[START OF TASK DATA]

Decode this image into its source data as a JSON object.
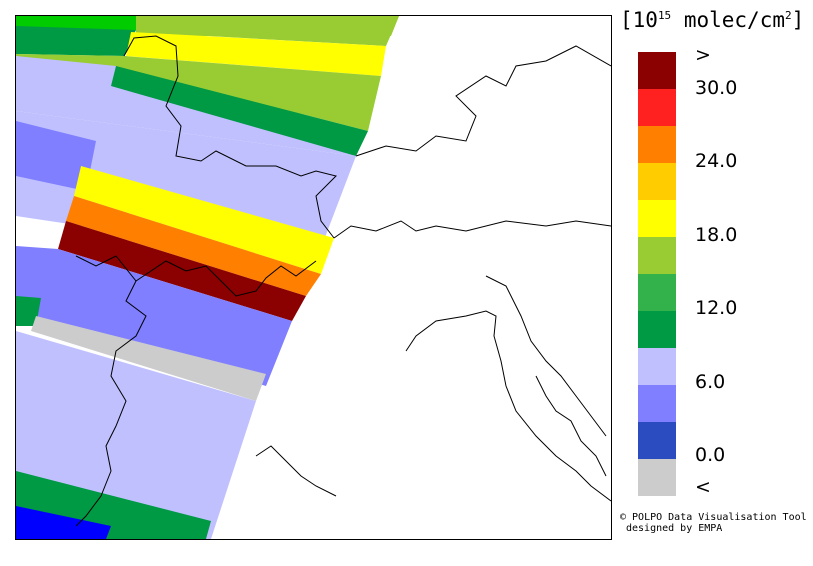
{
  "legend": {
    "unit_prefix": "[10",
    "unit_exp": "15",
    "unit_suffix": " molec/cm",
    "unit_sq": "2",
    "unit_close": "]",
    "colors": [
      "#8b0000",
      "#ff2020",
      "#ff8000",
      "#ffcc00",
      "#ffff00",
      "#99cc33",
      "#33b24c",
      "#009944",
      "#c0c0ff",
      "#7f7fff",
      "#2b4cc0",
      "#cccccc"
    ],
    "ticks": [
      ">",
      "30.0",
      "24.0",
      "18.0",
      "12.0",
      "6.0",
      "0.0",
      "<"
    ]
  },
  "credit": {
    "line1": "© POLPO Data Visualisation Tool",
    "line2": "designed by EMPA"
  }
}
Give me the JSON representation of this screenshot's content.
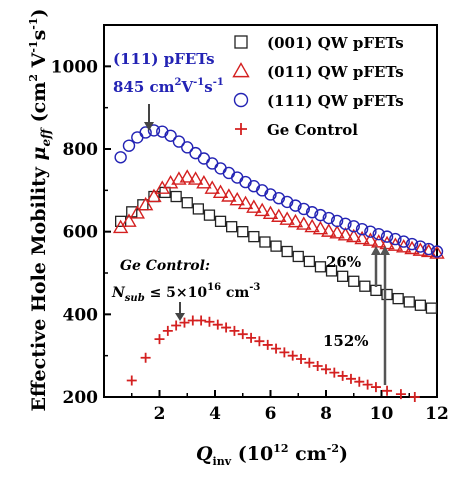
{
  "chart_data": {
    "type": "scatter",
    "xlim": [
      0,
      12
    ],
    "ylim": [
      200,
      1100
    ],
    "xticks": [
      "2",
      "4",
      "6",
      "8",
      "10",
      "12"
    ],
    "yticks": [
      "200",
      "400",
      "600",
      "800",
      "1000"
    ],
    "xlabel_main": "Q",
    "xlabel_sub": "inv",
    "xlabel_rest": " (10",
    "xlabel_exp": "12",
    "xlabel_unit": " cm",
    "xlabel_unit_exp": "-2",
    "xlabel_close": ")",
    "ylabel_main": "Effective Hole Mobility ",
    "ylabel_mu": "μ",
    "ylabel_sub": "eff",
    "ylabel_unit": " (cm",
    "ylabel_exp1": "2",
    "ylabel_unit2": " V",
    "ylabel_exp2": "-1",
    "ylabel_unit3": "s",
    "ylabel_exp3": "-1",
    "ylabel_close": ")",
    "grid": false,
    "legend_position": "top-right",
    "series": [
      {
        "name": "(001) QW pFETs",
        "marker": "square",
        "color": "#222222",
        "x": [
          0.6,
          1.0,
          1.4,
          1.8,
          2.2,
          2.6,
          3.0,
          3.4,
          3.8,
          4.2,
          4.6,
          5.0,
          5.4,
          5.8,
          6.2,
          6.6,
          7.0,
          7.4,
          7.8,
          8.2,
          8.6,
          9.0,
          9.4,
          9.8,
          10.2,
          10.6,
          11.0,
          11.4,
          11.8
        ],
        "y": [
          625,
          648,
          665,
          685,
          695,
          685,
          670,
          655,
          640,
          625,
          612,
          600,
          588,
          575,
          565,
          552,
          540,
          528,
          515,
          505,
          492,
          480,
          468,
          458,
          448,
          438,
          430,
          422,
          415
        ]
      },
      {
        "name": "(011) QW pFETs",
        "marker": "triangle",
        "color": "#d42020",
        "x": [
          0.6,
          0.9,
          1.2,
          1.5,
          1.8,
          2.1,
          2.4,
          2.7,
          3.0,
          3.3,
          3.6,
          3.9,
          4.2,
          4.5,
          4.8,
          5.1,
          5.4,
          5.7,
          6.0,
          6.3,
          6.6,
          6.9,
          7.2,
          7.5,
          7.8,
          8.1,
          8.4,
          8.7,
          9.0,
          9.3,
          9.6,
          9.9,
          10.2,
          10.5,
          10.8,
          11.1,
          11.4,
          11.7,
          12.0
        ],
        "y": [
          610,
          625,
          645,
          665,
          685,
          705,
          718,
          727,
          732,
          727,
          718,
          705,
          695,
          686,
          677,
          668,
          659,
          651,
          644,
          637,
          630,
          624,
          618,
          612,
          607,
          601,
          597,
          592,
          588,
          583,
          579,
          575,
          571,
          567,
          563,
          559,
          555,
          552,
          548
        ]
      },
      {
        "name": "(111) QW pFETs",
        "marker": "circle",
        "color": "#2323b4",
        "x": [
          0.6,
          0.9,
          1.2,
          1.5,
          1.8,
          2.1,
          2.4,
          2.7,
          3.0,
          3.3,
          3.6,
          3.9,
          4.2,
          4.5,
          4.8,
          5.1,
          5.4,
          5.7,
          6.0,
          6.3,
          6.6,
          6.9,
          7.2,
          7.5,
          7.8,
          8.1,
          8.4,
          8.7,
          9.0,
          9.3,
          9.6,
          9.9,
          10.2,
          10.5,
          10.8,
          11.1,
          11.4,
          11.7,
          12.0
        ],
        "y": [
          780,
          808,
          828,
          840,
          845,
          842,
          832,
          818,
          804,
          790,
          777,
          765,
          753,
          742,
          731,
          720,
          710,
          700,
          690,
          681,
          672,
          663,
          655,
          647,
          640,
          633,
          626,
          619,
          613,
          606,
          600,
          594,
          588,
          582,
          576,
          570,
          564,
          558,
          552
        ]
      },
      {
        "name": "Ge Control",
        "marker": "plus",
        "color": "#d42020",
        "x": [
          1.0,
          1.5,
          2.0,
          2.3,
          2.6,
          2.9,
          3.2,
          3.5,
          3.8,
          4.1,
          4.4,
          4.7,
          5.0,
          5.3,
          5.6,
          5.9,
          6.2,
          6.5,
          6.8,
          7.1,
          7.4,
          7.7,
          8.0,
          8.3,
          8.6,
          8.9,
          9.2,
          9.5,
          9.8,
          10.2,
          10.7,
          11.2
        ],
        "y": [
          240,
          295,
          340,
          360,
          373,
          380,
          385,
          385,
          382,
          375,
          368,
          360,
          352,
          343,
          335,
          326,
          317,
          308,
          300,
          292,
          283,
          275,
          267,
          259,
          251,
          244,
          237,
          230,
          224,
          215,
          207,
          200
        ]
      }
    ],
    "annotations": {
      "peak111_line1": "(111) pFETs",
      "peak111_line2_a": "845 cm",
      "peak111_line2_e1": "2",
      "peak111_line2_b": "V",
      "peak111_line2_e2": "-1",
      "peak111_line2_c": "s",
      "peak111_line2_e3": "-1",
      "gectrl_line1": "Ge Control:",
      "gectrl_N": "N",
      "gectrl_sub": "sub",
      "gectrl_mid": " ≤ 5×10",
      "gectrl_exp": "16",
      "gectrl_unit": " cm",
      "gectrl_unit_exp": "-3",
      "pct26": "26%",
      "pct152": "152%"
    }
  }
}
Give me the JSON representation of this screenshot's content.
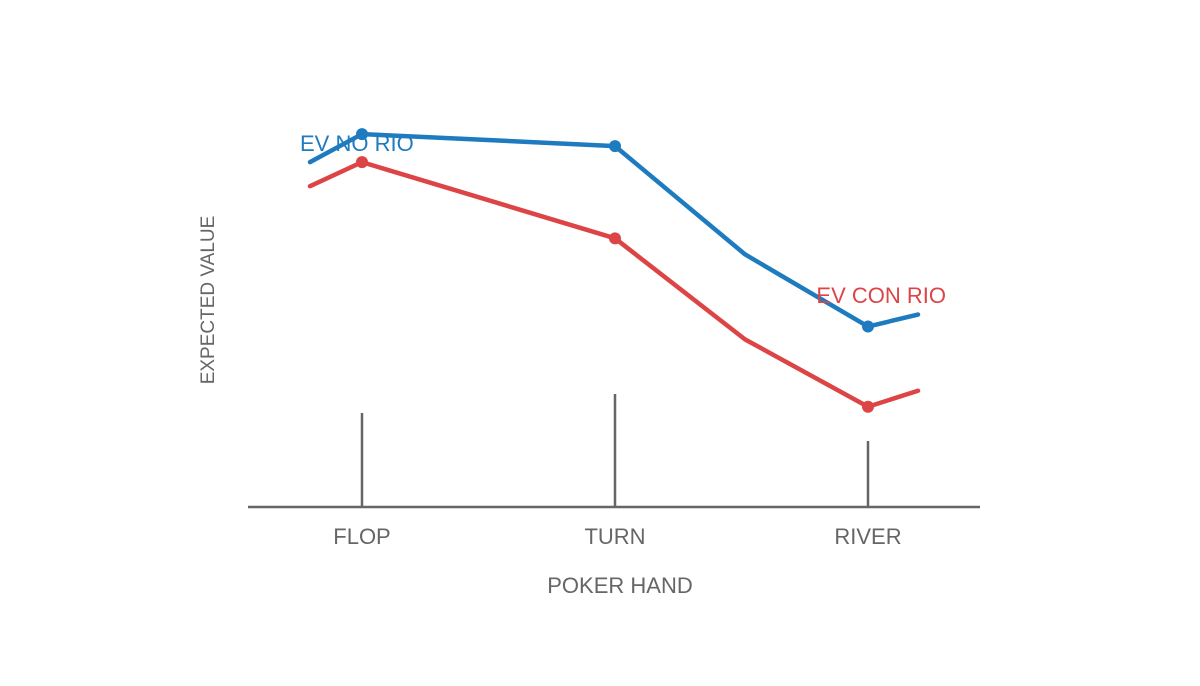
{
  "chart_data": {
    "type": "line",
    "title": "",
    "xlabel": "POKER HAND",
    "ylabel": "EXPECTED VALUE",
    "categories": [
      "FLOP",
      "TURN",
      "RIVER"
    ],
    "ylim": [
      0,
      1
    ],
    "grid": false,
    "legend": "inline labels near each line",
    "series": [
      {
        "name": "EV NO RIO",
        "color": "#1f7bbf",
        "values": [
          0.93,
          0.9,
          0.45
        ],
        "start_value": 0.86,
        "end_value": 0.48
      },
      {
        "name": "EV CON RIO",
        "color": "#dc4446",
        "values": [
          0.86,
          0.67,
          0.25
        ],
        "start_value": 0.8,
        "end_value": 0.29
      }
    ]
  }
}
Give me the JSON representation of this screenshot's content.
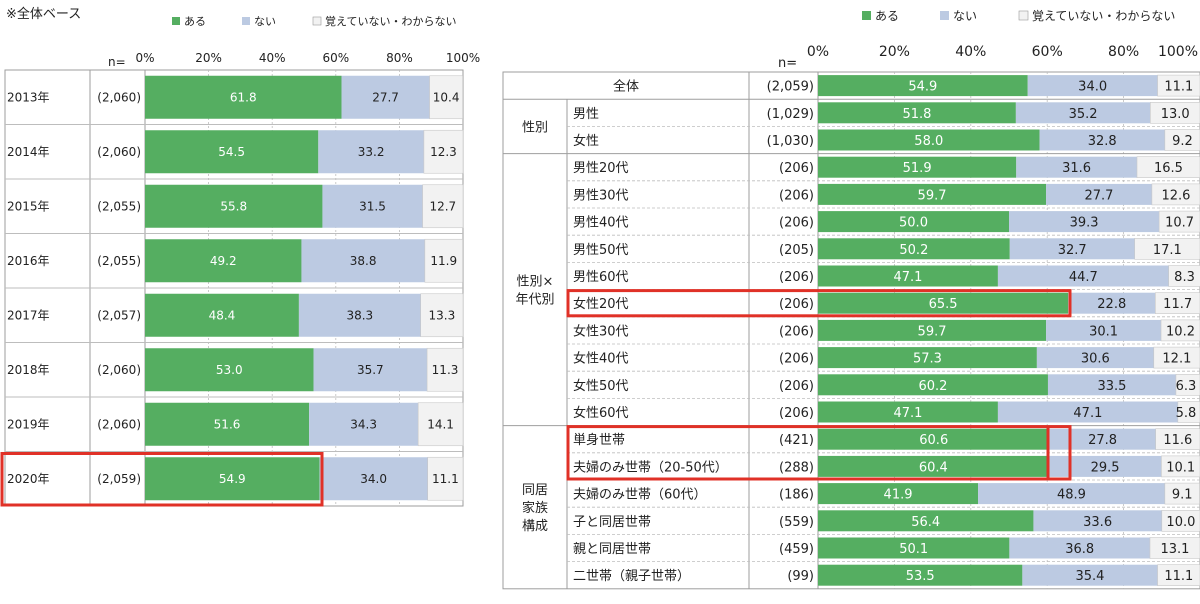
{
  "note": "※全体ベース",
  "legend": [
    "ある",
    "ない",
    "覚えていない・わからない"
  ],
  "n_label": "n=",
  "ticks": [
    "0%",
    "20%",
    "40%",
    "60%",
    "80%",
    "100%"
  ],
  "colors": {
    "series": [
      "#55ae61",
      "#bccae2",
      "#f2f2f2"
    ],
    "highlight": "#e03127",
    "grid": "#bdbdbd"
  },
  "chart_data": [
    {
      "type": "bar",
      "orientation": "horizontal",
      "stacked": true,
      "xlim": [
        0,
        100
      ],
      "categories": [
        "2013年",
        "2014年",
        "2015年",
        "2016年",
        "2017年",
        "2018年",
        "2019年",
        "2020年"
      ],
      "n": [
        "(2,060)",
        "(2,060)",
        "(2,055)",
        "(2,055)",
        "(2,057)",
        "(2,060)",
        "(2,060)",
        "(2,059)"
      ],
      "series": [
        {
          "name": "ある",
          "values": [
            61.8,
            54.5,
            55.8,
            49.2,
            48.4,
            53.0,
            51.6,
            54.9
          ]
        },
        {
          "name": "ない",
          "values": [
            27.7,
            33.2,
            31.5,
            38.8,
            38.3,
            35.7,
            34.3,
            34.0
          ]
        },
        {
          "name": "覚えていない・わからない",
          "values": [
            10.4,
            12.3,
            12.7,
            11.9,
            13.3,
            11.3,
            14.1,
            11.1
          ]
        }
      ],
      "highlighted": [
        "2020年"
      ]
    },
    {
      "type": "bar",
      "orientation": "horizontal",
      "stacked": true,
      "xlim": [
        0,
        100
      ],
      "groups": [
        {
          "label": "",
          "rows": [
            0
          ]
        },
        {
          "label": "性別",
          "rows": [
            1,
            2
          ]
        },
        {
          "label": "性別×\n年代別",
          "rows": [
            3,
            4,
            5,
            6,
            7,
            8,
            9,
            10,
            11,
            12
          ]
        },
        {
          "label": "同居\n家族\n構成",
          "rows": [
            13,
            14,
            15,
            16,
            17,
            18
          ]
        }
      ],
      "categories": [
        "全体",
        "男性",
        "女性",
        "男性20代",
        "男性30代",
        "男性40代",
        "男性50代",
        "男性60代",
        "女性20代",
        "女性30代",
        "女性40代",
        "女性50代",
        "女性60代",
        "単身世帯",
        "夫婦のみ世帯（20-50代）",
        "夫婦のみ世帯（60代）",
        "子と同居世帯",
        "親と同居世帯",
        "二世帯（親子世帯）"
      ],
      "n": [
        "(2,059)",
        "(1,029)",
        "(1,030)",
        "(206)",
        "(206)",
        "(206)",
        "(205)",
        "(206)",
        "(206)",
        "(206)",
        "(206)",
        "(206)",
        "(206)",
        "(421)",
        "(288)",
        "(186)",
        "(559)",
        "(459)",
        "(99)"
      ],
      "series": [
        {
          "name": "ある",
          "values": [
            54.9,
            51.8,
            58.0,
            51.9,
            59.7,
            50.0,
            50.2,
            47.1,
            65.5,
            59.7,
            57.3,
            60.2,
            47.1,
            60.6,
            60.4,
            41.9,
            56.4,
            50.1,
            53.5
          ]
        },
        {
          "name": "ない",
          "values": [
            34.0,
            35.2,
            32.8,
            31.6,
            27.7,
            39.3,
            32.7,
            44.7,
            22.8,
            30.1,
            30.6,
            33.5,
            47.1,
            27.8,
            29.5,
            48.9,
            33.6,
            36.8,
            35.4
          ]
        },
        {
          "name": "覚えていない・わからない",
          "values": [
            11.1,
            13.0,
            9.2,
            16.5,
            12.6,
            10.7,
            17.1,
            8.3,
            11.7,
            10.2,
            12.1,
            6.3,
            5.8,
            11.6,
            10.1,
            9.1,
            10.0,
            13.1,
            11.1
          ]
        }
      ],
      "highlighted": [
        "女性20代",
        "単身世帯",
        "夫婦のみ世帯（20-50代）"
      ]
    }
  ]
}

[END OF TASK DATA]

▸ PROBLEM TO SOLVE:
Look through the entries above and report each line where the string "marker" occurs.

▸ ANSWER TO THIS TASK:
        "marker": "square",
        "marker": "triangle",
        "marker": "circle",
        "marker": "plus",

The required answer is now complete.